* _EXERCISE_
Answer these from the inspection findings below, one line each:
(a) Where was the stairwell with open penetrations located?
(b) Which code section does the fire drill requirement cite?
(c) In what area was the fire drill conducted?

* _EXTRACT_
On facility tour between 1:00 PM on 05/14/2012 to 1:00 PM on 05/15/2012, observation revealed, that the Main Floor stairwell by the Ambulance Garage had open penetrations on the corridor side above the ceiling tile around the heating lines.


These deficient practices were confirmed by the Director of Facilities (ML).

LIFE SAFETY CODE STANDARD

Tag No.: K0050

This STANDARD is not met as evidenced by:

Based on observations and interviews the facility failed to ensure 100 percent employee participation during the required fire drills per the requirements of 2000 NFPA 101, Section 19.7.1.2. This deficient practice could affect how staff react in the event of a fire. Improper reaction by staff would affect the safety of all patients, visitors and staff.

Findings include:

On facility tour between 1:00 PM on 05/14/2012 to 1:00 PM on 05/15/2012, during the fire drill that was conducted in the operating suite, DSFM (GS) observed 2 staff members in the Emergency Department that did not participate in the fire drill. He approached the two staff members (DR & PA) and asked if they normally participated in fire drills and they stated "nope". In an interview with the Director of Facilities (ML) it was stated that hospital policy states that all staff participate in any fire drill conducted on site. This deficient practice reduces the knowledge and awareness of fire safety during a fire drill and will also reduce the man power needed during a fire emergency.

* _DATA FOR REVIEW_
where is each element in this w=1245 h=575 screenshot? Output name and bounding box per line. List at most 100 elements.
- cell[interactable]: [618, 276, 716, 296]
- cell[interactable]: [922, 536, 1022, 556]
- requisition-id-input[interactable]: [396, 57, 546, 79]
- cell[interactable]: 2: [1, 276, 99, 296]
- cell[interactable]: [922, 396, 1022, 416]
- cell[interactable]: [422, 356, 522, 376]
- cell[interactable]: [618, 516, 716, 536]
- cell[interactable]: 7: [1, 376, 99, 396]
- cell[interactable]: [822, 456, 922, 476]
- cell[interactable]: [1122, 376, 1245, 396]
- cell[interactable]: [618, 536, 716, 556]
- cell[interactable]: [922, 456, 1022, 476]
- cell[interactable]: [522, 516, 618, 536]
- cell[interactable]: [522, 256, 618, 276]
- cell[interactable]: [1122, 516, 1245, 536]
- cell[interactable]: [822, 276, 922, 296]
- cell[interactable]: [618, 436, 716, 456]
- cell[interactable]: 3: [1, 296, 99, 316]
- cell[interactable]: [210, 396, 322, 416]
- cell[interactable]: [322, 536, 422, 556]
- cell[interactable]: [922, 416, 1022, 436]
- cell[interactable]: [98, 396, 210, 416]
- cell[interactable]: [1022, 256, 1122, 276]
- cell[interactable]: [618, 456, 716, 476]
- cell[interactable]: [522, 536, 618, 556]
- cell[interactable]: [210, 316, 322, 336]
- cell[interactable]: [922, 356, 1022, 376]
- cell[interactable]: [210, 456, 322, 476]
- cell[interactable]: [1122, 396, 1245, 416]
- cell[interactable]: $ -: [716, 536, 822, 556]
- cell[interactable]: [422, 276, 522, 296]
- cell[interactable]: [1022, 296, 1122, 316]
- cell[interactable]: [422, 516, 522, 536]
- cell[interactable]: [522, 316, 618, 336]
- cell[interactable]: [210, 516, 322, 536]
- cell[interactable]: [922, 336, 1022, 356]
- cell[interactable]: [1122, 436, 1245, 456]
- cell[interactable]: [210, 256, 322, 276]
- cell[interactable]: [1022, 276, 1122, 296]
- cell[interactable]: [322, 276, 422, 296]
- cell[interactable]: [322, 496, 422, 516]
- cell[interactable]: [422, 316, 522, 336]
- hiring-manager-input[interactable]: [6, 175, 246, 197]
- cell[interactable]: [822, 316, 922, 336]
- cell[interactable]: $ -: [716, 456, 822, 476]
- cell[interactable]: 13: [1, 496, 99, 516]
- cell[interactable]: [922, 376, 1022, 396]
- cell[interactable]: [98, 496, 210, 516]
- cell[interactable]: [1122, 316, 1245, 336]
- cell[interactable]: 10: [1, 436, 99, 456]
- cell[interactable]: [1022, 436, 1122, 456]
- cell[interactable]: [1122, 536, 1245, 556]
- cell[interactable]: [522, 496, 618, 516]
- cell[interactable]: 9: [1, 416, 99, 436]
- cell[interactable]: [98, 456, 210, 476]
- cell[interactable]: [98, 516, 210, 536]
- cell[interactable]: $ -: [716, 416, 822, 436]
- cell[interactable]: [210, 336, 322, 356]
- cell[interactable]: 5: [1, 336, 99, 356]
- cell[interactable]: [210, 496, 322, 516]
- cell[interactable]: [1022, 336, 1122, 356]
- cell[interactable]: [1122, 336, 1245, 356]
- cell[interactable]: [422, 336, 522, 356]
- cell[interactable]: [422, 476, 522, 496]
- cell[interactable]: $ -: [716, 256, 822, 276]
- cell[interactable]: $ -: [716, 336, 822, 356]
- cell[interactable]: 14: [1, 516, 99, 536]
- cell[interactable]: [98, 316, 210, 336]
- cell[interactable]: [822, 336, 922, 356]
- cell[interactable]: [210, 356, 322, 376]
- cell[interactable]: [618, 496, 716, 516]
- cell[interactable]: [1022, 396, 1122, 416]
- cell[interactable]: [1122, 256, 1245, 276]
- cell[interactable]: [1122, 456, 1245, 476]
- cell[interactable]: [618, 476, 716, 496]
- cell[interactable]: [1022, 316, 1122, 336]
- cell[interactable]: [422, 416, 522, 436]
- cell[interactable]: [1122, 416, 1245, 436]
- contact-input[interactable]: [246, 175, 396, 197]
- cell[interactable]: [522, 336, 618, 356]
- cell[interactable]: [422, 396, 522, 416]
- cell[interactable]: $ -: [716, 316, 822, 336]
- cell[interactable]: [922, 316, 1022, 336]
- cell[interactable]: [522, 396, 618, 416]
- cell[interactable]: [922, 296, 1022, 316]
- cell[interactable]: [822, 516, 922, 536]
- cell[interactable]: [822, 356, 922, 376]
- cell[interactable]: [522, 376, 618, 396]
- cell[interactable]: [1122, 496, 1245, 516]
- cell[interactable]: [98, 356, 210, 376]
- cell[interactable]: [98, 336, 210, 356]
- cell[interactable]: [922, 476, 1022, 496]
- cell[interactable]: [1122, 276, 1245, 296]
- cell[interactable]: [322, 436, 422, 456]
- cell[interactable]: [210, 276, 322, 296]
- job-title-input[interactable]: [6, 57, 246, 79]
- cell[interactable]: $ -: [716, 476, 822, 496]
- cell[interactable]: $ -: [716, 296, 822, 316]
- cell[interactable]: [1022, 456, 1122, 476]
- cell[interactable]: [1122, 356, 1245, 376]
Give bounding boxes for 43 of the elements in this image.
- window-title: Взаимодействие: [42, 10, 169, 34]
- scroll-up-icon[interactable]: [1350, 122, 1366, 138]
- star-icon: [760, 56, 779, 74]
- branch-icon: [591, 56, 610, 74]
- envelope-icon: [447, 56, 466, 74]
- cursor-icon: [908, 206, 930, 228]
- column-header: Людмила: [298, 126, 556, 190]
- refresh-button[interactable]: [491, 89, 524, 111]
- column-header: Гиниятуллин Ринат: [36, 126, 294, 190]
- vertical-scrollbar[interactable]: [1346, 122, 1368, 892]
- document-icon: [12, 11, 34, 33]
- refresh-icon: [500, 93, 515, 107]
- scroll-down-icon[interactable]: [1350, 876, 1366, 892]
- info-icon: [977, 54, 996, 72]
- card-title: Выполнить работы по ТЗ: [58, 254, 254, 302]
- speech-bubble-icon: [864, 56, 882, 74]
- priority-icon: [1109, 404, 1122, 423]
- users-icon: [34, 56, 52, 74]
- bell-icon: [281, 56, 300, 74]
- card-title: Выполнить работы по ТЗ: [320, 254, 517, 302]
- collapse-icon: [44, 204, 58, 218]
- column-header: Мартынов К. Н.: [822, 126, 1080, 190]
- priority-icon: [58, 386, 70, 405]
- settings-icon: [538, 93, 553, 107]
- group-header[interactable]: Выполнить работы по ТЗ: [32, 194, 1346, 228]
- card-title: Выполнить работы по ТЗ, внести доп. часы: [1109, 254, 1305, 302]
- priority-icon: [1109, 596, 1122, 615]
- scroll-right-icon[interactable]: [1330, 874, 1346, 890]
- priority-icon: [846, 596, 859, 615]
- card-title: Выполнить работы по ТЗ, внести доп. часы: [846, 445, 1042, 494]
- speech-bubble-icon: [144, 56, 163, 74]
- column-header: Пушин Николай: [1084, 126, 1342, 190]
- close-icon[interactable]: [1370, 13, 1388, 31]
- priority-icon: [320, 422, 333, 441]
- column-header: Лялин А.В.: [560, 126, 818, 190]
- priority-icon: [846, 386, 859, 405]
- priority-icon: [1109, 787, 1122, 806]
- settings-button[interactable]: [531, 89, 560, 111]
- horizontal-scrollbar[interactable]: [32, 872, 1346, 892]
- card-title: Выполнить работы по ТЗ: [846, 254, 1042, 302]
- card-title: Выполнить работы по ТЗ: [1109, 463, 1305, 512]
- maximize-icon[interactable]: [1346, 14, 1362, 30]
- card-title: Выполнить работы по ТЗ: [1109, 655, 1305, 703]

* _ANSWER TO THE PROBLEM_
(a) On the Main Floor, by the Ambulance Garage.
(b) 2000 NFPA 101, Section 19.7.1.2.
(c) The operating suite.